» **Supplied data**:
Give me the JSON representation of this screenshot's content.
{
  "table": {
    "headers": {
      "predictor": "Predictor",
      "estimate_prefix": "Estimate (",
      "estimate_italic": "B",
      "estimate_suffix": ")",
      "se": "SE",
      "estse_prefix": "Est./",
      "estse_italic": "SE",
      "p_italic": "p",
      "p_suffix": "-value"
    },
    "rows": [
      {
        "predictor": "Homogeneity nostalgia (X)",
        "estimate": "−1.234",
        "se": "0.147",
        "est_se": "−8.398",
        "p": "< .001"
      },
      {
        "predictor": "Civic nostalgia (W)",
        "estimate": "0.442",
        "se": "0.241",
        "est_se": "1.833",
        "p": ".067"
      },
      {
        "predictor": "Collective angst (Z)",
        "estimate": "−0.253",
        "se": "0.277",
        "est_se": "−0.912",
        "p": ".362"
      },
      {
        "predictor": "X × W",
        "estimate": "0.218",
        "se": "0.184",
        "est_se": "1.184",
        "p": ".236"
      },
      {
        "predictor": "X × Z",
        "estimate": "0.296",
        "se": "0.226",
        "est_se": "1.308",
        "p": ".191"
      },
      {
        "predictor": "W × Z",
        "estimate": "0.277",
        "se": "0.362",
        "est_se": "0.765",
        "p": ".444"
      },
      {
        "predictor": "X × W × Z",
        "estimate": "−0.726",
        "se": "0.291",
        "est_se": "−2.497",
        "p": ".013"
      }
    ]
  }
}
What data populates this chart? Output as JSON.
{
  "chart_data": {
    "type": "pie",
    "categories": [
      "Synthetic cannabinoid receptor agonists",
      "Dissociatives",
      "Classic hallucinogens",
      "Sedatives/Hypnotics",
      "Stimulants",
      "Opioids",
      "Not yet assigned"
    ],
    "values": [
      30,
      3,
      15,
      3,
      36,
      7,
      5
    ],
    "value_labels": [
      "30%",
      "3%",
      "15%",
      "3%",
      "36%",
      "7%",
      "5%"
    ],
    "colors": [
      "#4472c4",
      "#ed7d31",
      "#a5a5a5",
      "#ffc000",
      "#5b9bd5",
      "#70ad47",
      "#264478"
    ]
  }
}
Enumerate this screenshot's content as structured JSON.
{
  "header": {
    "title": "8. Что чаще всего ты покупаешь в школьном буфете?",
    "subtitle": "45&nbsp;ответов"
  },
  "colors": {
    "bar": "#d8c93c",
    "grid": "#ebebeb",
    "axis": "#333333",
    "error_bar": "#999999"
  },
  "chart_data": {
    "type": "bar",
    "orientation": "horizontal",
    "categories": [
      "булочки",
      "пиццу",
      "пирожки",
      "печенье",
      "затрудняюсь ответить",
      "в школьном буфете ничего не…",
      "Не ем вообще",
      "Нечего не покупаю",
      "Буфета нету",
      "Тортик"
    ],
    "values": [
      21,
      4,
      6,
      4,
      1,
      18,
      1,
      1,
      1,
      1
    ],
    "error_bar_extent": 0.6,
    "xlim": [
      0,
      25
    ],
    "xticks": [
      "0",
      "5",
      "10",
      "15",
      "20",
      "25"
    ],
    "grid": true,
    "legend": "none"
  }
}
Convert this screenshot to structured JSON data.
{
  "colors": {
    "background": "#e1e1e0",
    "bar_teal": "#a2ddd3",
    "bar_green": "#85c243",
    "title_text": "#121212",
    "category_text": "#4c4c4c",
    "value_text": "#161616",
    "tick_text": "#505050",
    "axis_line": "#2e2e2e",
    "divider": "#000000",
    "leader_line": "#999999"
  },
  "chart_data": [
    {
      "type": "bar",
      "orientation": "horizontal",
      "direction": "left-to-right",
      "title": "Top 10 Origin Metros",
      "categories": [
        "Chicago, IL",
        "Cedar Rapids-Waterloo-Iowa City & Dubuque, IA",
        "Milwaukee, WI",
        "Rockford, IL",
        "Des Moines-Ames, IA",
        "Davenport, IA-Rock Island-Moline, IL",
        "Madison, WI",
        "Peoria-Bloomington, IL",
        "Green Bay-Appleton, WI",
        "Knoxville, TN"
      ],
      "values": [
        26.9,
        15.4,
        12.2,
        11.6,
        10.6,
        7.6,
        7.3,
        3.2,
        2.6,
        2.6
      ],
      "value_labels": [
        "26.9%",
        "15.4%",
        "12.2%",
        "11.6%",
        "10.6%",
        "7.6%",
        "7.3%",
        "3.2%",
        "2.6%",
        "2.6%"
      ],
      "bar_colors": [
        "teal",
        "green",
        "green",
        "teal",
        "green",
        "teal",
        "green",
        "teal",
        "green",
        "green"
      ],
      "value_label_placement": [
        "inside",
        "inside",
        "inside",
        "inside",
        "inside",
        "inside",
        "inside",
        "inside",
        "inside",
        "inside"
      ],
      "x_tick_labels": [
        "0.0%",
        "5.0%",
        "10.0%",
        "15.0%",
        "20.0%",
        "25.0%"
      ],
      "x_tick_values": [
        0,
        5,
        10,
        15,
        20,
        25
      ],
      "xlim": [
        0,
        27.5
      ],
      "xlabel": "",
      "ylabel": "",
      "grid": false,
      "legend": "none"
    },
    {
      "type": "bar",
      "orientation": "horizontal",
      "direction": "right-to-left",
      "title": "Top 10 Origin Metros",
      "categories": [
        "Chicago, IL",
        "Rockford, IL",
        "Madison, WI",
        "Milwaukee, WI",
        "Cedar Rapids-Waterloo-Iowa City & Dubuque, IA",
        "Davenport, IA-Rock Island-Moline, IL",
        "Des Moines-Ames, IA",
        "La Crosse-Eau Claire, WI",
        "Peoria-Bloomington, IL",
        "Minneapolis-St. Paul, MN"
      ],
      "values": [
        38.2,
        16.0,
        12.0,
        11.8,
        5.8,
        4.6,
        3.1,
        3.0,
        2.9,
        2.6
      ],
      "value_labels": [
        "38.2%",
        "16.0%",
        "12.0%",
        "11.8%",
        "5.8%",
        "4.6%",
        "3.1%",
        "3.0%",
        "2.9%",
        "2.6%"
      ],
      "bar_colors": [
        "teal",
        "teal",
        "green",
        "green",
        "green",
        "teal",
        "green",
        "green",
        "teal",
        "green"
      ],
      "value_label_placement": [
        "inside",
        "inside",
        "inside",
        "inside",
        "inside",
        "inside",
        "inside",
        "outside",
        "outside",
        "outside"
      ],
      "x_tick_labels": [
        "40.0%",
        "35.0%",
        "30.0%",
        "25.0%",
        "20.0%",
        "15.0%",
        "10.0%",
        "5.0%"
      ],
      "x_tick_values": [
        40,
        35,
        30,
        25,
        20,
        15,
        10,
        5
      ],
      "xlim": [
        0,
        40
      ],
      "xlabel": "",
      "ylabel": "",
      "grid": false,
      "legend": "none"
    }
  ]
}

» **Exercise instructions**: Report how many lines include the word "predictor". Give nothing but the number.

» **Final result**: 8